Write every line out verbatim and omit the pictures.

———

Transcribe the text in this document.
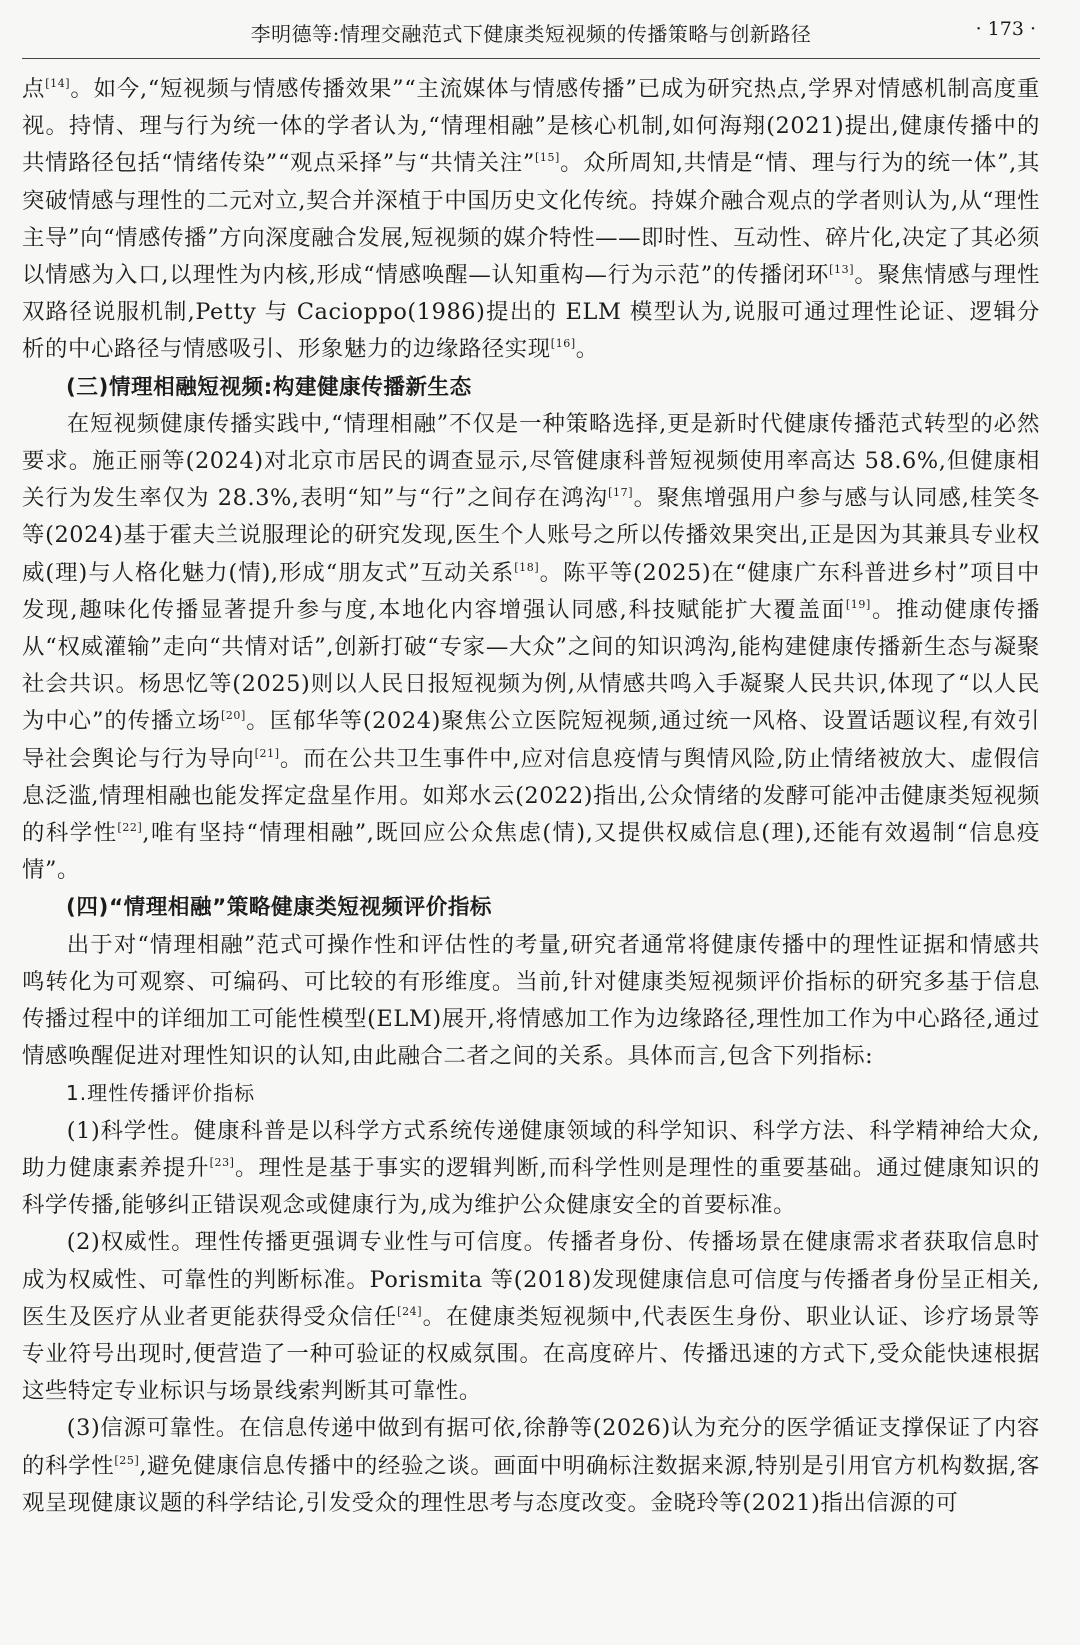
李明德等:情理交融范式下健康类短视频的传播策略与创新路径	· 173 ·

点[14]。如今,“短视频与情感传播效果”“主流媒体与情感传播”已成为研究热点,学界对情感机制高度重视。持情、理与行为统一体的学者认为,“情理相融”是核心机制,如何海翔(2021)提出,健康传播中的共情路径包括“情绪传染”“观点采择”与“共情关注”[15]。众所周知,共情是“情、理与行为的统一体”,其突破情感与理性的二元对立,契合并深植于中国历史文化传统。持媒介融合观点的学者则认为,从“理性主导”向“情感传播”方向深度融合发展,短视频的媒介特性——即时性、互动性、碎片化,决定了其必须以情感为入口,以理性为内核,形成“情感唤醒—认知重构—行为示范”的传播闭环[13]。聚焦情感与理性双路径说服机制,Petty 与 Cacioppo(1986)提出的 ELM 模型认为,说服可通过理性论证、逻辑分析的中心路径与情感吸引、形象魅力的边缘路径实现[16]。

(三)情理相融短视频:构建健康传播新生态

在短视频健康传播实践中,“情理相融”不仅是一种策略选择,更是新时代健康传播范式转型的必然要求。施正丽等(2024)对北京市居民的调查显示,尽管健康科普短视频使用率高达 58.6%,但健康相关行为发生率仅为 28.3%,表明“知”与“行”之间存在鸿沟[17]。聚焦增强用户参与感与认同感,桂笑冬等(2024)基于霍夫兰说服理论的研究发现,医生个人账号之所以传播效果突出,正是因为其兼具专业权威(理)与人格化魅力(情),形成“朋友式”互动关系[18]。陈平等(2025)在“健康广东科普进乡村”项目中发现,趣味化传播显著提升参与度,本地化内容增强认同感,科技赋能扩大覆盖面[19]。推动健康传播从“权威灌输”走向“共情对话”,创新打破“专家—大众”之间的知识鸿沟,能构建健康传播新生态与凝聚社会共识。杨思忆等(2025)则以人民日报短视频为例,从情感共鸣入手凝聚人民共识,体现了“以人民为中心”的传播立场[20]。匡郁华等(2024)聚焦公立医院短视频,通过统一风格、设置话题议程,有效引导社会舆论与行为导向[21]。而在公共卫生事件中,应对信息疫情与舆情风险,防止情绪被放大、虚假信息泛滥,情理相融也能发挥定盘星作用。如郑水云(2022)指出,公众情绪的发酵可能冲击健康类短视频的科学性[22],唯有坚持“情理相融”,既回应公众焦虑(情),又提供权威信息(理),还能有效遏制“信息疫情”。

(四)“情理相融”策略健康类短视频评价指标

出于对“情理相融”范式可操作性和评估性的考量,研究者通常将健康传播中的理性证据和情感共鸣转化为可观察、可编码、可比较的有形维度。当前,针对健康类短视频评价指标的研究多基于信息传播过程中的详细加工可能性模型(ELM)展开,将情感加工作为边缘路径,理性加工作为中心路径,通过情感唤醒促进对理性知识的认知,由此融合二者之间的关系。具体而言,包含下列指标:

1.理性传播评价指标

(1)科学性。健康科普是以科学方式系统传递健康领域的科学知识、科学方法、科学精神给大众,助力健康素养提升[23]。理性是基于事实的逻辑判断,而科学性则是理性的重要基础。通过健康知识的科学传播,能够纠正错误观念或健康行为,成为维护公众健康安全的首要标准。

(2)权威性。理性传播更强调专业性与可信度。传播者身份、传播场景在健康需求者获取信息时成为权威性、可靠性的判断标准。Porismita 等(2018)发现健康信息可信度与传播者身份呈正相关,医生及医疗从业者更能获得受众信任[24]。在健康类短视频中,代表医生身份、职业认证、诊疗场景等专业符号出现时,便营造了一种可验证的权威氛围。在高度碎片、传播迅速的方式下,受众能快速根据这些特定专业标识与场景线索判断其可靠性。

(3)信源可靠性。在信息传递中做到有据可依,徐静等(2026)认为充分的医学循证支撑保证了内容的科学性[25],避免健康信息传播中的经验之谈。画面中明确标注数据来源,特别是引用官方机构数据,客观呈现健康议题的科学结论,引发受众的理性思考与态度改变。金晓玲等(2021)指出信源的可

———

◆ EXPECTED OUTPUT:
Transcribe the text in this document.
李明德等:情理交融范式下健康类短视频的传播策略与创新路径	· 173 ·

点[14]。如今,“短视频与情感传播效果”“主流媒体与情感传播”已成为研究热点,学界对情感机制高度重视。持情、理与行为统一体的学者认为,“情理相融”是核心机制,如何海翔(2021)提出,健康传播中的共情路径包括“情绪传染”“观点采择”与“共情关注”[15]。众所周知,共情是“情、理与行为的统一体”,其突破情感与理性的二元对立,契合并深植于中国历史文化传统。持媒介融合观点的学者则认为,从“理性主导”向“情感传播”方向深度融合发展,短视频的媒介特性——即时性、互动性、碎片化,决定了其必须以情感为入口,以理性为内核,形成“情感唤醒—认知重构—行为示范”的传播闭环[13]。聚焦情感与理性双路径说服机制,Petty 与 Cacioppo(1986)提出的 ELM 模型认为,说服可通过理性论证、逻辑分析的中心路径与情感吸引、形象魅力的边缘路径实现[16]。

(三)情理相融短视频:构建健康传播新生态

在短视频健康传播实践中,“情理相融”不仅是一种策略选择,更是新时代健康传播范式转型的必然要求。施正丽等(2024)对北京市居民的调查显示,尽管健康科普短视频使用率高达 58.6%,但健康相关行为发生率仅为 28.3%,表明“知”与“行”之间存在鸿沟[17]。聚焦增强用户参与感与认同感,桂笑冬等(2024)基于霍夫兰说服理论的研究发现,医生个人账号之所以传播效果突出,正是因为其兼具专业权威(理)与人格化魅力(情),形成“朋友式”互动关系[18]。陈平等(2025)在“健康广东科普进乡村”项目中发现,趣味化传播显著提升参与度,本地化内容增强认同感,科技赋能扩大覆盖面[19]。推动健康传播从“权威灌输”走向“共情对话”,创新打破“专家—大众”之间的知识鸿沟,能构建健康传播新生态与凝聚社会共识。杨思忆等(2025)则以人民日报短视频为例,从情感共鸣入手凝聚人民共识,体现了“以人民为中心”的传播立场[20]。匡郁华等(2024)聚焦公立医院短视频,通过统一风格、设置话题议程,有效引导社会舆论与行为导向[21]。而在公共卫生事件中,应对信息疫情与舆情风险,防止情绪被放大、虚假信息泛滥,情理相融也能发挥定盘星作用。如郑水云(2022)指出,公众情绪的发酵可能冲击健康类短视频的科学性[22],唯有坚持“情理相融”,既回应公众焦虑(情),又提供权威信息(理),还能有效遏制“信息疫情”。

(四)“情理相融”策略健康类短视频评价指标

出于对“情理相融”范式可操作性和评估性的考量,研究者通常将健康传播中的理性证据和情感共鸣转化为可观察、可编码、可比较的有形维度。当前,针对健康类短视频评价指标的研究多基于信息传播过程中的详细加工可能性模型(ELM)展开,将情感加工作为边缘路径,理性加工作为中心路径,通过情感唤醒促进对理性知识的认知,由此融合二者之间的关系。具体而言,包含下列指标:

1.理性传播评价指标

(1)科学性。健康科普是以科学方式系统传递健康领域的科学知识、科学方法、科学精神给大众,助力健康素养提升[23]。理性是基于事实的逻辑判断,而科学性则是理性的重要基础。通过健康知识的科学传播,能够纠正错误观念或健康行为,成为维护公众健康安全的首要标准。

(2)权威性。理性传播更强调专业性与可信度。传播者身份、传播场景在健康需求者获取信息时成为权威性、可靠性的判断标准。Porismita 等(2018)发现健康信息可信度与传播者身份呈正相关,医生及医疗从业者更能获得受众信任[24]。在健康类短视频中,代表医生身份、职业认证、诊疗场景等专业符号出现时,便营造了一种可验证的权威氛围。在高度碎片、传播迅速的方式下,受众能快速根据这些特定专业标识与场景线索判断其可靠性。

(3)信源可靠性。在信息传递中做到有据可依,徐静等(2026)认为充分的医学循证支撑保证了内容的科学性[25],避免健康信息传播中的经验之谈。画面中明确标注数据来源,特别是引用官方机构数据,客观呈现健康议题的科学结论,引发受众的理性思考与态度改变。金晓玲等(2021)指出信源的可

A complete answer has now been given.